• [THE REQUEST] Copy everything in the listing from the line containing "Patent image size: (1109, 627)." down to the line containing "The sloped surface 12-1 is at (405, 320).", including both of those lines.
····················
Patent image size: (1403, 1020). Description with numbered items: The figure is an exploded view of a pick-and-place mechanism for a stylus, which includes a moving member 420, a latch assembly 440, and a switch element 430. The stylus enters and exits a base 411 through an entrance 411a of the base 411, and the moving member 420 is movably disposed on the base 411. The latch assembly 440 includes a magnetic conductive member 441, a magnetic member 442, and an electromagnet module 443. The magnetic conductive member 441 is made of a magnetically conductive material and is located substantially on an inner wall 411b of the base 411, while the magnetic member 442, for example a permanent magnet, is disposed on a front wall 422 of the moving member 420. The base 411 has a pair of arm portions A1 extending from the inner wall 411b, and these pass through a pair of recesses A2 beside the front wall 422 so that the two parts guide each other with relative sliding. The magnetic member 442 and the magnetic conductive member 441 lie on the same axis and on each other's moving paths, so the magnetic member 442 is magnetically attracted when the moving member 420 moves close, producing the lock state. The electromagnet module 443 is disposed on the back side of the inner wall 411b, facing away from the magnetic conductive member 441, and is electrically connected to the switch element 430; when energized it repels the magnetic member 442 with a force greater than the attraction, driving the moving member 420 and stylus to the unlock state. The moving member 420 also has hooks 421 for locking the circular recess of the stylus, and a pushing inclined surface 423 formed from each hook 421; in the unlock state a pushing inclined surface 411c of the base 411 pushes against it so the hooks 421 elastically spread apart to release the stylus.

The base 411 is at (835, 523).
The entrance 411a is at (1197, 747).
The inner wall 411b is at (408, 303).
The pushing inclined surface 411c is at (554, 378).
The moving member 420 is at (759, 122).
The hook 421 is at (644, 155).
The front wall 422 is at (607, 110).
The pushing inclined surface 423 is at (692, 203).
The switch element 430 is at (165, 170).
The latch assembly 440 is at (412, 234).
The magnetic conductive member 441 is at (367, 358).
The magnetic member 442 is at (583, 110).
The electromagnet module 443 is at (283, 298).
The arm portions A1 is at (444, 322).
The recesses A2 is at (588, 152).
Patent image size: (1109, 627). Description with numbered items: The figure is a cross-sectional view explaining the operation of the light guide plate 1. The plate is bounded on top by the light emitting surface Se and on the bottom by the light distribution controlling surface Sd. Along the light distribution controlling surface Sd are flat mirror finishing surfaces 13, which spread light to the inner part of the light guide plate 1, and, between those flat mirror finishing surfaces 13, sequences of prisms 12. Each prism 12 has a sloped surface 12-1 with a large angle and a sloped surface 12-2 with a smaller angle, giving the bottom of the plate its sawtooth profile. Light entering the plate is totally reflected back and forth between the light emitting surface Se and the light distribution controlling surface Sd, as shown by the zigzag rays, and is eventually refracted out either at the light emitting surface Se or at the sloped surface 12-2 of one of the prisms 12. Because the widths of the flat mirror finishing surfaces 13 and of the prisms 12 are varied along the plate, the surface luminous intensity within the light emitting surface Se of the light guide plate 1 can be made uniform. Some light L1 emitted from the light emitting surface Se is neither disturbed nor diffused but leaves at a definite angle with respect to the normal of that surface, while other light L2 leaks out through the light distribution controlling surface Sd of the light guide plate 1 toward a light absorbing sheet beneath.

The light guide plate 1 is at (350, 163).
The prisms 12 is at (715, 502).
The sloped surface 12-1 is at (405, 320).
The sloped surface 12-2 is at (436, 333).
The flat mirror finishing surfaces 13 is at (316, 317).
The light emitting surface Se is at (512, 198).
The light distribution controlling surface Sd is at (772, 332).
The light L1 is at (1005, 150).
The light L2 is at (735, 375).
····················
• [PROBLEM SOLUTION]
Patent image size: (1109, 627). Description with numbered items: The figure is a cross-sectional view explaining the operation of the light guide plate 1. The plate is bounded on top by the light emitting surface Se and on the bottom by the light distribution controlling surface Sd. Along the light distribution controlling surface Sd are flat mirror finishing surfaces 13, which spread light to the inner part of the light guide plate 1, and, between those flat mirror finishing surfaces 13, sequences of prisms 12. Each prism 12 has a sloped surface 12-1 with a large angle and a sloped surface 12-2 with a smaller angle, giving the bottom of the plate its sawtooth profile. Light entering the plate is totally reflected back and forth between the light emitting surface Se and the light distribution controlling surface Sd, as shown by the zigzag rays, and is eventually refracted out either at the light emitting surface Se or at the sloped surface 12-2 of one of the prisms 12. Because the widths of the flat mirror finishing surfaces 13 and of the prisms 12 are varied along the plate, the surface luminous intensity within the light emitting surface Se of the light guide plate 1 can be made uniform. Some light L1 emitted from the light emitting surface Se is neither disturbed nor diffused but leaves at a definite angle with respect to the normal of that surface, while other light L2 leaks out through the light distribution controlling surface Sd of the light guide plate 1 toward a light absorbing sheet beneath.

The light guide plate 1 is at (350, 163).
The prisms 12 is at (715, 502).
The sloped surface 12-1 is at (405, 320).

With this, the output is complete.